### [What the task requires]
Copy down all of the data underneath, exactly as shown.

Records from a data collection

┌────────

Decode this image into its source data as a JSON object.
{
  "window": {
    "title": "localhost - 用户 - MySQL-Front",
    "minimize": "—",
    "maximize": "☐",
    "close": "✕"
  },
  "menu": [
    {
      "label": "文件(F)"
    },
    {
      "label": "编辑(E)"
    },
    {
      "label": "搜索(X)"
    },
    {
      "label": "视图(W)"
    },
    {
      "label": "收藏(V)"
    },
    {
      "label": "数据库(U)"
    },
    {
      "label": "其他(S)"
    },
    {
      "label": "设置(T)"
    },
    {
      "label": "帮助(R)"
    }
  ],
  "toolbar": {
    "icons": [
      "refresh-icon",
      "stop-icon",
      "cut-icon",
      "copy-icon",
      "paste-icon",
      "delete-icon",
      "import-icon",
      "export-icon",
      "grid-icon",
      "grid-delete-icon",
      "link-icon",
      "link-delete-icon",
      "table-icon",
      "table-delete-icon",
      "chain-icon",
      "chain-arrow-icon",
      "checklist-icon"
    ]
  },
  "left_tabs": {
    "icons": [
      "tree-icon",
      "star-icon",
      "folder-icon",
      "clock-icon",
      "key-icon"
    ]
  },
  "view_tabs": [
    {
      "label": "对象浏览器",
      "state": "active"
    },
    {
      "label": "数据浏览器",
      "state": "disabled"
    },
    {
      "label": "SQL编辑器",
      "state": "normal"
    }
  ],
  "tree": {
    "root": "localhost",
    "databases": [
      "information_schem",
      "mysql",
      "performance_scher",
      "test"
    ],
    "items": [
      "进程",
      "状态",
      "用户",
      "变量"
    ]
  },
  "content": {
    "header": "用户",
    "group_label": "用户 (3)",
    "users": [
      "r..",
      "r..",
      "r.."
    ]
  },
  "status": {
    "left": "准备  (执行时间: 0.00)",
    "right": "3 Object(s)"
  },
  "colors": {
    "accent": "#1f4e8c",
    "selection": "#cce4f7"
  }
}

└────────

### [The solution]
Decode this image into its source data as a JSON object.
{
  "window": {
    "title": "localhost - 用户 - MySQL-Front",
    "minimize": "—",
    "maximize": "☐",
    "close": "✕"
  },
  "menu": [
    {
      "label": "文件(F)"
    },
    {
      "label": "编辑(E)"
    },
    {
      "label": "搜索(X)"
    },
    {
      "label": "视图(W)"
    },
    {
      "label": "收藏(V)"
    },
    {
      "label": "数据库(U)"
    },
    {
      "label": "其他(S)"
    },
    {
      "label": "设置(T)"
    },
    {
      "label": "帮助(R)"
    }
  ],
  "toolbar": {
    "icons": [
      "refresh-icon",
      "stop-icon",
      "cut-icon",
      "copy-icon",
      "paste-icon",
      "delete-icon",
      "import-icon",
      "export-icon",
      "grid-icon",
      "grid-delete-icon",
      "link-icon",
      "link-delete-icon",
      "table-icon",
      "table-delete-icon",
      "chain-icon",
      "chain-arrow-icon",
      "checklist-icon"
    ]
  },
  "left_tabs": {
    "icons": [
      "tree-icon",
      "star-icon",
      "folder-icon",
      "clock-icon",
      "key-icon"
    ]
  },
  "view_tabs": [
    {
      "label": "对象浏览器",
      "state": "active"
    },
    {
      "label": "数据浏览器",
      "state": "disabled"
    },
    {
      "label": "SQL编辑器",
      "state": "normal"
    }
  ],
  "tree": {
    "root": "localhost",
    "databases": [
      "information_schem",
      "mysql",
      "performance_scher",
      "test"
    ],
    "items": [
      "进程",
      "状态",
      "用户",
      "变量"
    ]
  },
  "content": {
    "header": "用户",
    "group_label": "用户 (3)",
    "users": [
      "r..",
      "r..",
      "r.."
    ]
  },
  "status": {
    "left": "准备  (执行时间: 0.00)",
    "right": "3 Object(s)"
  },
  "colors": {
    "accent": "#1f4e8c",
    "selection": "#cce4f7"
  }
}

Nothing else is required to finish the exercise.